Exercise goal:
Pick out each line with the word "color" from the material that follows.

Extracted material:

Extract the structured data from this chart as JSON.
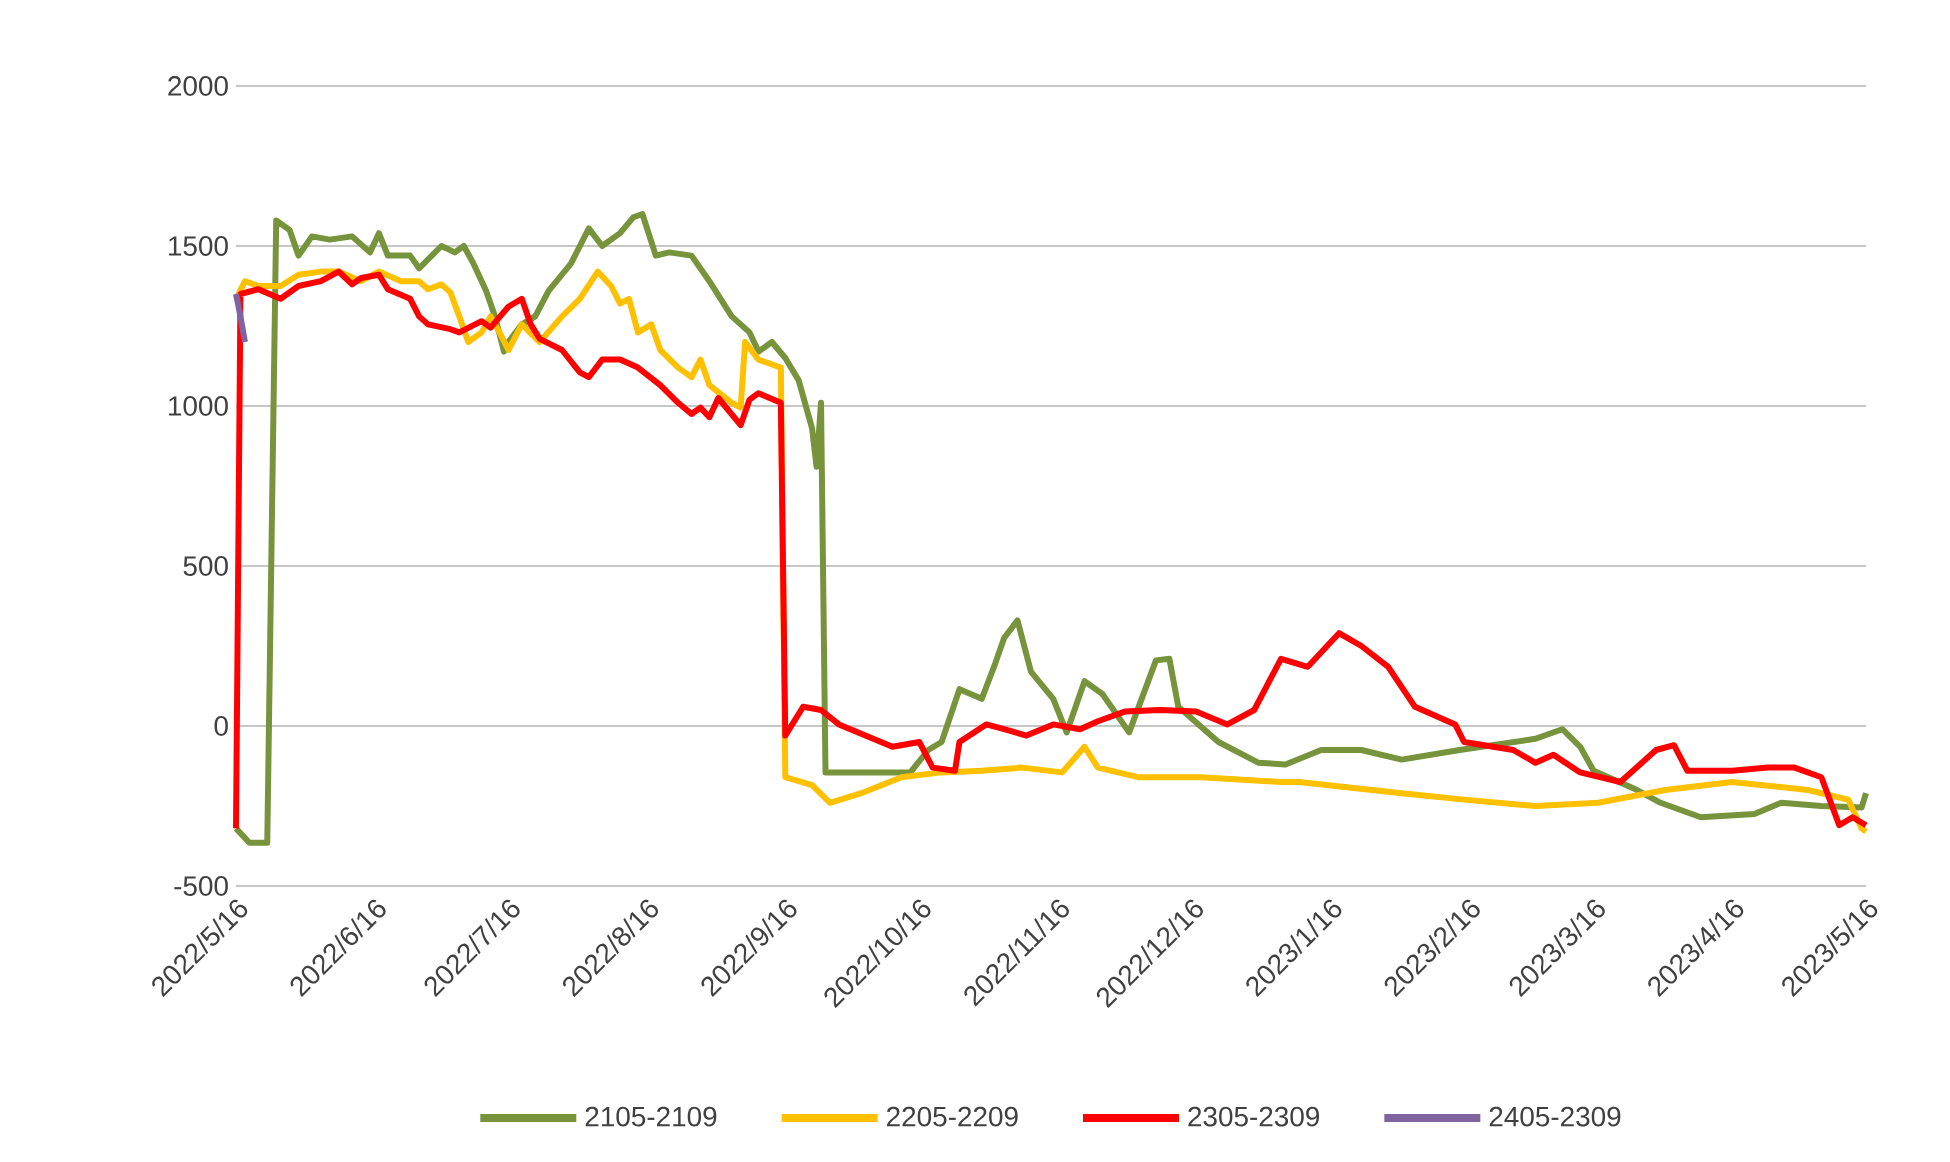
{
  "chart_data": {
    "type": "line",
    "xlim": [
      "2022-05-16",
      "2023-05-16"
    ],
    "ylim": [
      -500,
      2000
    ],
    "yticks": [
      -500,
      0,
      500,
      1000,
      1500,
      2000
    ],
    "grid": "y",
    "legend": "bottom",
    "xticks": [
      {
        "value": "2022-05-16",
        "label": "2022/5/16"
      },
      {
        "value": "2022-06-16",
        "label": "2022/6/16"
      },
      {
        "value": "2022-07-16",
        "label": "2022/7/16"
      },
      {
        "value": "2022-08-16",
        "label": "2022/8/16"
      },
      {
        "value": "2022-09-16",
        "label": "2022/9/16"
      },
      {
        "value": "2022-10-16",
        "label": "2022/10/16"
      },
      {
        "value": "2022-11-16",
        "label": "2022/11/16"
      },
      {
        "value": "2022-12-16",
        "label": "2022/12/16"
      },
      {
        "value": "2023-01-16",
        "label": "2023/1/16"
      },
      {
        "value": "2023-02-16",
        "label": "2023/2/16"
      },
      {
        "value": "2023-03-16",
        "label": "2023/3/16"
      },
      {
        "value": "2023-04-16",
        "label": "2023/4/16"
      },
      {
        "value": "2023-05-16",
        "label": "2023/5/16"
      }
    ],
    "series": [
      {
        "name": "2105-2109",
        "color": "#77933c",
        "x": [
          "2022-05-16",
          "2022-05-19",
          "2022-05-23",
          "2022-05-25",
          "2022-05-28",
          "2022-05-30",
          "2022-06-02",
          "2022-06-06",
          "2022-06-11",
          "2022-06-15",
          "2022-06-17",
          "2022-06-19",
          "2022-06-24",
          "2022-06-26",
          "2022-07-01",
          "2022-07-04",
          "2022-07-06",
          "2022-07-08",
          "2022-07-11",
          "2022-07-13",
          "2022-07-15",
          "2022-07-16",
          "2022-07-19",
          "2022-07-22",
          "2022-07-25",
          "2022-07-30",
          "2022-08-03",
          "2022-08-06",
          "2022-08-10",
          "2022-08-13",
          "2022-08-15",
          "2022-08-18",
          "2022-08-21",
          "2022-08-26",
          "2022-08-30",
          "2022-09-04",
          "2022-09-08",
          "2022-09-10",
          "2022-09-13",
          "2022-09-16",
          "2022-09-19",
          "2022-09-22",
          "2022-09-23",
          "2022-09-24",
          "2022-09-25",
          "2022-10-07",
          "2022-10-14",
          "2022-10-18",
          "2022-10-21",
          "2022-10-25",
          "2022-10-30",
          "2022-11-02",
          "2022-11-04",
          "2022-11-07",
          "2022-11-10",
          "2022-11-15",
          "2022-11-18",
          "2022-11-22",
          "2022-11-26",
          "2022-12-02",
          "2022-12-08",
          "2022-12-11",
          "2022-12-13",
          "2022-12-22",
          "2022-12-31",
          "2023-01-06",
          "2023-01-14",
          "2023-01-23",
          "2023-02-01",
          "2023-02-14",
          "2023-03-03",
          "2023-03-09",
          "2023-03-13",
          "2023-03-16",
          "2023-03-25",
          "2023-03-31",
          "2023-04-09",
          "2023-04-21",
          "2023-04-27",
          "2023-05-06",
          "2023-05-15",
          "2023-05-16"
        ],
        "values": [
          -320,
          -365,
          -365,
          1580,
          1550,
          1470,
          1530,
          1520,
          1530,
          1480,
          1540,
          1470,
          1470,
          1430,
          1500,
          1480,
          1500,
          1450,
          1360,
          1280,
          1170,
          1200,
          1255,
          1280,
          1360,
          1445,
          1555,
          1500,
          1540,
          1590,
          1600,
          1470,
          1480,
          1470,
          1390,
          1280,
          1230,
          1170,
          1200,
          1150,
          1080,
          930,
          810,
          1010,
          -145,
          -145,
          -145,
          -75,
          -50,
          115,
          85,
          195,
          275,
          330,
          170,
          85,
          -20,
          140,
          100,
          -20,
          205,
          210,
          60,
          -50,
          -115,
          -120,
          -75,
          -75,
          -105,
          -75,
          -40,
          -10,
          -65,
          -140,
          -195,
          -240,
          -285,
          -275,
          -240,
          -250,
          -255,
          -210
        ]
      },
      {
        "name": "2205-2209",
        "color": "#ffc000",
        "x": [
          "2022-05-16",
          "2022-05-18",
          "2022-05-21",
          "2022-05-26",
          "2022-05-30",
          "2022-06-04",
          "2022-06-08",
          "2022-06-13",
          "2022-06-17",
          "2022-06-22",
          "2022-06-26",
          "2022-06-28",
          "2022-07-01",
          "2022-07-03",
          "2022-07-05",
          "2022-07-07",
          "2022-07-10",
          "2022-07-12",
          "2022-07-14",
          "2022-07-16",
          "2022-07-19",
          "2022-07-23",
          "2022-07-28",
          "2022-08-01",
          "2022-08-05",
          "2022-08-08",
          "2022-08-10",
          "2022-08-12",
          "2022-08-14",
          "2022-08-17",
          "2022-08-19",
          "2022-08-23",
          "2022-08-26",
          "2022-08-28",
          "2022-08-30",
          "2022-09-04",
          "2022-09-06",
          "2022-09-07",
          "2022-09-10",
          "2022-09-15",
          "2022-09-16",
          "2022-09-22",
          "2022-09-26",
          "2022-10-03",
          "2022-10-12",
          "2022-10-21",
          "2022-10-30",
          "2022-11-08",
          "2022-11-17",
          "2022-11-22",
          "2022-11-25",
          "2022-12-04",
          "2022-12-18",
          "2023-01-05",
          "2023-01-09",
          "2023-02-01",
          "2023-02-15",
          "2023-03-03",
          "2023-03-17",
          "2023-04-01",
          "2023-04-16",
          "2023-05-03",
          "2023-05-12",
          "2023-05-15",
          "2023-05-16"
        ],
        "values": [
          1335,
          1390,
          1375,
          1375,
          1410,
          1420,
          1420,
          1390,
          1420,
          1390,
          1390,
          1365,
          1380,
          1355,
          1280,
          1200,
          1230,
          1280,
          1230,
          1175,
          1255,
          1200,
          1280,
          1335,
          1420,
          1375,
          1320,
          1335,
          1230,
          1255,
          1175,
          1120,
          1090,
          1145,
          1065,
          1010,
          995,
          1200,
          1145,
          1120,
          -160,
          -185,
          -240,
          -210,
          -160,
          -145,
          -140,
          -130,
          -145,
          -65,
          -130,
          -160,
          -160,
          -175,
          -175,
          -210,
          -230,
          -250,
          -240,
          -200,
          -175,
          -200,
          -230,
          -320,
          -330
        ]
      },
      {
        "name": "2305-2309",
        "color": "#ff0000",
        "x": [
          "2022-05-16",
          "2022-05-17",
          "2022-05-21",
          "2022-05-26",
          "2022-05-30",
          "2022-06-04",
          "2022-06-08",
          "2022-06-11",
          "2022-06-13",
          "2022-06-17",
          "2022-06-19",
          "2022-06-24",
          "2022-06-26",
          "2022-06-28",
          "2022-07-03",
          "2022-07-05",
          "2022-07-10",
          "2022-07-12",
          "2022-07-16",
          "2022-07-19",
          "2022-07-21",
          "2022-07-23",
          "2022-07-28",
          "2022-08-01",
          "2022-08-03",
          "2022-08-06",
          "2022-08-10",
          "2022-08-14",
          "2022-08-19",
          "2022-08-23",
          "2022-08-26",
          "2022-08-28",
          "2022-08-30",
          "2022-09-01",
          "2022-09-06",
          "2022-09-08",
          "2022-09-10",
          "2022-09-15",
          "2022-09-16",
          "2022-09-20",
          "2022-09-24",
          "2022-09-28",
          "2022-10-10",
          "2022-10-16",
          "2022-10-19",
          "2022-10-24",
          "2022-10-25",
          "2022-10-31",
          "2022-11-04",
          "2022-11-09",
          "2022-11-15",
          "2022-11-21",
          "2022-11-25",
          "2022-12-01",
          "2022-12-09",
          "2022-12-17",
          "2022-12-24",
          "2022-12-30",
          "2023-01-05",
          "2023-01-11",
          "2023-01-17",
          "2023-01-18",
          "2023-01-23",
          "2023-01-29",
          "2023-02-04",
          "2023-02-13",
          "2023-02-15",
          "2023-02-26",
          "2023-03-03",
          "2023-03-07",
          "2023-03-13",
          "2023-03-22",
          "2023-03-30",
          "2023-04-03",
          "2023-04-06",
          "2023-04-16",
          "2023-04-24",
          "2023-04-30",
          "2023-05-06",
          "2023-05-10",
          "2023-05-13",
          "2023-05-16"
        ],
        "values": [
          -320,
          1350,
          1365,
          1335,
          1375,
          1390,
          1420,
          1380,
          1400,
          1410,
          1365,
          1335,
          1280,
          1255,
          1240,
          1230,
          1265,
          1245,
          1310,
          1335,
          1255,
          1210,
          1175,
          1105,
          1090,
          1145,
          1145,
          1120,
          1065,
          1010,
          975,
          995,
          965,
          1025,
          940,
          1020,
          1040,
          1010,
          -30,
          60,
          50,
          5,
          -65,
          -50,
          -130,
          -140,
          -50,
          5,
          -10,
          -30,
          5,
          -10,
          15,
          45,
          50,
          45,
          5,
          50,
          210,
          185,
          275,
          290,
          250,
          185,
          60,
          5,
          -50,
          -75,
          -115,
          -90,
          -145,
          -175,
          -75,
          -60,
          -140,
          -140,
          -130,
          -130,
          -160,
          -310,
          -285,
          -310
        ]
      },
      {
        "name": "2405-2309",
        "color": "#8064a2",
        "x": [
          "2022-05-16",
          "2022-05-17",
          "2022-05-18"
        ],
        "values": [
          1350,
          1280,
          1200
        ]
      }
    ]
  }
}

Task solution:
        "color": "#77933c",
        "color": "#ffc000",
        "color": "#ff0000",
        "color": "#8064a2",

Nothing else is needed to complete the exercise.